* _Prompt_:
Work out how many lines of the material contain the string "blood". Respond with the number only.

* _Information_:
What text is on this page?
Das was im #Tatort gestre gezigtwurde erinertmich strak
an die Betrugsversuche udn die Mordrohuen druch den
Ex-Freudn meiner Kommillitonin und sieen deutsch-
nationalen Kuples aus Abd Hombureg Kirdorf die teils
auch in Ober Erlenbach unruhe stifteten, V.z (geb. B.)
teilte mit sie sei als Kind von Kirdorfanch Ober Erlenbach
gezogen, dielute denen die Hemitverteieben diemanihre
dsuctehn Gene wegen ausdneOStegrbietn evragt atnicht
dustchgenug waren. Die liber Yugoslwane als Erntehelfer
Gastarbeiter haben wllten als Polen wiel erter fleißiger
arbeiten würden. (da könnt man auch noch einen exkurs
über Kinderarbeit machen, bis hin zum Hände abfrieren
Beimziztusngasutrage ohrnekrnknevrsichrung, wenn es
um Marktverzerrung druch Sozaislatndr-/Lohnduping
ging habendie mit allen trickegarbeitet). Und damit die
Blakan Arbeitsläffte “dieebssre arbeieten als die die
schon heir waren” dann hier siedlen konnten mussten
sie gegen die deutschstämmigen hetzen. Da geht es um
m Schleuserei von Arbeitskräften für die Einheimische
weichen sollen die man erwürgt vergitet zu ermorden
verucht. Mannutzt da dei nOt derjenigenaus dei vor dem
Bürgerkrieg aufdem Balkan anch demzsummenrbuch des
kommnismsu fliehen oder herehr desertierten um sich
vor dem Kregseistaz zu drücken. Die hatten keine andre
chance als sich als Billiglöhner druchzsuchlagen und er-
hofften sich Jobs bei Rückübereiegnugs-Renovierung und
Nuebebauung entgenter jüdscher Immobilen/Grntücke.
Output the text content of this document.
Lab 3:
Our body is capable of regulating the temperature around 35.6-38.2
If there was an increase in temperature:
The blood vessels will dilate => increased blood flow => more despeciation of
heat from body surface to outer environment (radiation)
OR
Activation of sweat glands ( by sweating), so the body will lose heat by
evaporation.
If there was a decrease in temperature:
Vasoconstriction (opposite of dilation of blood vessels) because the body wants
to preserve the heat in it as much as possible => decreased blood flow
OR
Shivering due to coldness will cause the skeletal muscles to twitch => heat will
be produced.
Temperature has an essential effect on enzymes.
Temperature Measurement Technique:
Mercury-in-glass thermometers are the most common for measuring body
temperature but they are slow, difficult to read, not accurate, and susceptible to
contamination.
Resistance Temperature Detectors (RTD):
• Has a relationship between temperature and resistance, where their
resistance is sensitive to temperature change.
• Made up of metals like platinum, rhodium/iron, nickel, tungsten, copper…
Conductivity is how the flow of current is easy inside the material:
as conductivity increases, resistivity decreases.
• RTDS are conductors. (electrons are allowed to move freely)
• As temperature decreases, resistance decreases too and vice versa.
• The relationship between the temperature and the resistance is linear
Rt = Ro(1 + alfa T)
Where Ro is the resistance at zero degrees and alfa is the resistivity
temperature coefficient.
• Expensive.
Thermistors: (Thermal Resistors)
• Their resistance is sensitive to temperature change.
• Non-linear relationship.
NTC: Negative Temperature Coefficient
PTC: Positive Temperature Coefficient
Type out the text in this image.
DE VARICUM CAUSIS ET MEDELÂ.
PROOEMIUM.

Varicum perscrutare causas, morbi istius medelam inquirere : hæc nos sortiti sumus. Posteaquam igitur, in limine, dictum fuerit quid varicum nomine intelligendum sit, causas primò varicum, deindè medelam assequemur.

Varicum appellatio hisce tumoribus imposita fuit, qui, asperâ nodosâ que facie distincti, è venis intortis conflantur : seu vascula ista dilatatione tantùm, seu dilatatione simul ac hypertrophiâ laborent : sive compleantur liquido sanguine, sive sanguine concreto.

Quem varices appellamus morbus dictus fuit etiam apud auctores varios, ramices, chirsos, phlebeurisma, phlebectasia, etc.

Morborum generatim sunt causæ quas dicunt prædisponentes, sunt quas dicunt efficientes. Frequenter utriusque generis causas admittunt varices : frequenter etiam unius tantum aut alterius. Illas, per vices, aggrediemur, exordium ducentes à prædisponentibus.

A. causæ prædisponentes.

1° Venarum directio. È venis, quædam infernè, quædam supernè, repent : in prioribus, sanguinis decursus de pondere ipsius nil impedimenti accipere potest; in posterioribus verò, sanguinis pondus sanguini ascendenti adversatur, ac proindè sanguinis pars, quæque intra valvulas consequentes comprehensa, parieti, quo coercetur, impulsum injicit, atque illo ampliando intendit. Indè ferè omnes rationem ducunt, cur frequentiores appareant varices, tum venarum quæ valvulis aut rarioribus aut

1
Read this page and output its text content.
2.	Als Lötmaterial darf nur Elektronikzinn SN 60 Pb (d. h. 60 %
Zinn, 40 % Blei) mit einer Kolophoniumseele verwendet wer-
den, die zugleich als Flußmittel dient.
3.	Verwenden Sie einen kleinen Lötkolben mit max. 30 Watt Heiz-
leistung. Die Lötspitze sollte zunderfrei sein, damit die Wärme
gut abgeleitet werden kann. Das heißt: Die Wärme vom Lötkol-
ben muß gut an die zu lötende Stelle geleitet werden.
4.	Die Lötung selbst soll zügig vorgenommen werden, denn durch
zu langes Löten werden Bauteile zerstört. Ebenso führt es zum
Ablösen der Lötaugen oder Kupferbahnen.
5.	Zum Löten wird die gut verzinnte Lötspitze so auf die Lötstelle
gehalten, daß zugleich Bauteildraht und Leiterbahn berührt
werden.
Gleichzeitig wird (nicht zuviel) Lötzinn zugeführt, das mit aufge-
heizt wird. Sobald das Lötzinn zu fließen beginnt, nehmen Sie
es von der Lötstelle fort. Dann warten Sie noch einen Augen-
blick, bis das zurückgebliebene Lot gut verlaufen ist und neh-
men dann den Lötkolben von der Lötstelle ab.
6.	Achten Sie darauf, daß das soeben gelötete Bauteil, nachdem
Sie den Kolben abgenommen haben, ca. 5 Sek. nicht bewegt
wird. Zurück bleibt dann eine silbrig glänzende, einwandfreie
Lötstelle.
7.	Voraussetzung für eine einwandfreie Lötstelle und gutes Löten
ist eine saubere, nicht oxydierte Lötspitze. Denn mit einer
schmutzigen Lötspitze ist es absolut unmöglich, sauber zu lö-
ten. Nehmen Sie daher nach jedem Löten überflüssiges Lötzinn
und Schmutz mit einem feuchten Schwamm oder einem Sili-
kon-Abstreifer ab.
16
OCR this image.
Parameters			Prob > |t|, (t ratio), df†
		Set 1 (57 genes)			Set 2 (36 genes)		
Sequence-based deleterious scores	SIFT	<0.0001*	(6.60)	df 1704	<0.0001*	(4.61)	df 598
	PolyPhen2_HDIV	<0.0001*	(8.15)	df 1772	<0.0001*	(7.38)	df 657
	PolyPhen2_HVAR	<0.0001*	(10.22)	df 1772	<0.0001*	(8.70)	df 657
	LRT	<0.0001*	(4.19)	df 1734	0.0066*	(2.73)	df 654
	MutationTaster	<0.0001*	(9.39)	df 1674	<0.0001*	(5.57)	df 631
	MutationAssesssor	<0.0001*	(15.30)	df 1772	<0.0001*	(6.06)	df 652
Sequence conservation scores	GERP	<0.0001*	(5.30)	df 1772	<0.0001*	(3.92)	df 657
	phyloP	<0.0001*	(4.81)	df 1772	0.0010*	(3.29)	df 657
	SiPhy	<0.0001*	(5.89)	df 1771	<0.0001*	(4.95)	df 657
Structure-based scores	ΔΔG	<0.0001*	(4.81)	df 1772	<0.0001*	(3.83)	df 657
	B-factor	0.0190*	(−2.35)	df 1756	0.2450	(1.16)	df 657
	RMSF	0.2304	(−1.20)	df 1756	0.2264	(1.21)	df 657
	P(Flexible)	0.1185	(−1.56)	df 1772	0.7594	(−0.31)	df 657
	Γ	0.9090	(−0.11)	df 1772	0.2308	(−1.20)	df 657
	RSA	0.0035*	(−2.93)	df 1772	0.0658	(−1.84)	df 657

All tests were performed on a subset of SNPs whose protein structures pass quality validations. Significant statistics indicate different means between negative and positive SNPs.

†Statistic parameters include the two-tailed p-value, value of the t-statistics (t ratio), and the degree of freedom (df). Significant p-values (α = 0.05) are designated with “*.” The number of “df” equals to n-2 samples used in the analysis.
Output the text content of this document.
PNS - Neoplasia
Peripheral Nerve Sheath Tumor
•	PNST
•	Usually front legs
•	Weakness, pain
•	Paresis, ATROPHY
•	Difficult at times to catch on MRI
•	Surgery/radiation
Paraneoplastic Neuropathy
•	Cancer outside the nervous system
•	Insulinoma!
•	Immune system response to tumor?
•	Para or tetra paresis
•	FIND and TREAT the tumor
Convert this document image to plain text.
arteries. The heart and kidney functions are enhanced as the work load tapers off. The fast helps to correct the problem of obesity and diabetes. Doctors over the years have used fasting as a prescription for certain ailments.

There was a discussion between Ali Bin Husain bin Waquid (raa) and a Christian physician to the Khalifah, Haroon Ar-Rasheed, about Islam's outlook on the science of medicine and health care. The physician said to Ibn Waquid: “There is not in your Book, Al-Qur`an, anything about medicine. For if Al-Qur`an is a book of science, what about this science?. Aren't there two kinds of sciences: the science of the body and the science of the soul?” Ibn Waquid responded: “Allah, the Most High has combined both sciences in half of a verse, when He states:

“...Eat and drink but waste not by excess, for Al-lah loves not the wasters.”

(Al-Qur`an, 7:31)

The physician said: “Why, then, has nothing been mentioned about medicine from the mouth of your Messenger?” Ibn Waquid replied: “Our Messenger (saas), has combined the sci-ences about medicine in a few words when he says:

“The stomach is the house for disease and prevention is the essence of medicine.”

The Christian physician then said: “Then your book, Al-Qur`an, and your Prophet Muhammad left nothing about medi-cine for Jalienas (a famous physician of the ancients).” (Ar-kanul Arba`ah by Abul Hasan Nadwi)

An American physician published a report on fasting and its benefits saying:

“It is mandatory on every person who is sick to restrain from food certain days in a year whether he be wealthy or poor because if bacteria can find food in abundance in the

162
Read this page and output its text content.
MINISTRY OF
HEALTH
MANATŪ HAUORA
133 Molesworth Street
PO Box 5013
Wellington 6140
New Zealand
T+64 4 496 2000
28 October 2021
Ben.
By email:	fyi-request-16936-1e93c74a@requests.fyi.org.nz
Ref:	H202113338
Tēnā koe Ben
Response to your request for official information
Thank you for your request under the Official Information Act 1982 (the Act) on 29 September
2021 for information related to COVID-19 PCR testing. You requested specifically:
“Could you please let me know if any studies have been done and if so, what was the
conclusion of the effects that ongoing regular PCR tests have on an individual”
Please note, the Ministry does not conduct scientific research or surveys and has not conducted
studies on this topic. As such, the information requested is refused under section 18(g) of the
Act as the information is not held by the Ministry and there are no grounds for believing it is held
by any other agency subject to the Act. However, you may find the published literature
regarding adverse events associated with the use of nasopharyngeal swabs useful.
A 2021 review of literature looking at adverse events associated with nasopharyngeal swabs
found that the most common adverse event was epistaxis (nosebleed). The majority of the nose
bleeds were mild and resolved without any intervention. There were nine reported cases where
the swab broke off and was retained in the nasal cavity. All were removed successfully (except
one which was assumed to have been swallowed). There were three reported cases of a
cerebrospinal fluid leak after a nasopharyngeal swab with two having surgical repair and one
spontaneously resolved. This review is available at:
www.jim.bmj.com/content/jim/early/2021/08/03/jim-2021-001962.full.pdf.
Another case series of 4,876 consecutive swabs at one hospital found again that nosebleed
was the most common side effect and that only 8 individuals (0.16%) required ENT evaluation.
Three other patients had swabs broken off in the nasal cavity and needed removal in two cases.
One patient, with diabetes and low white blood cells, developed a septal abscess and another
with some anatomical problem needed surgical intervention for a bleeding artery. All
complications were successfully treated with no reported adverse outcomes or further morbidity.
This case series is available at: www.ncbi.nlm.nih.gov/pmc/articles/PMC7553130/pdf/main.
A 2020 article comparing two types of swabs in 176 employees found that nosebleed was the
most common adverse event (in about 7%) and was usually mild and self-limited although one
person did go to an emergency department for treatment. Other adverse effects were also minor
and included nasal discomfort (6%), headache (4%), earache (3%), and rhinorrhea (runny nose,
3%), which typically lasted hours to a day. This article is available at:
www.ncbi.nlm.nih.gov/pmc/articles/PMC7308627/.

* _Reply_:
4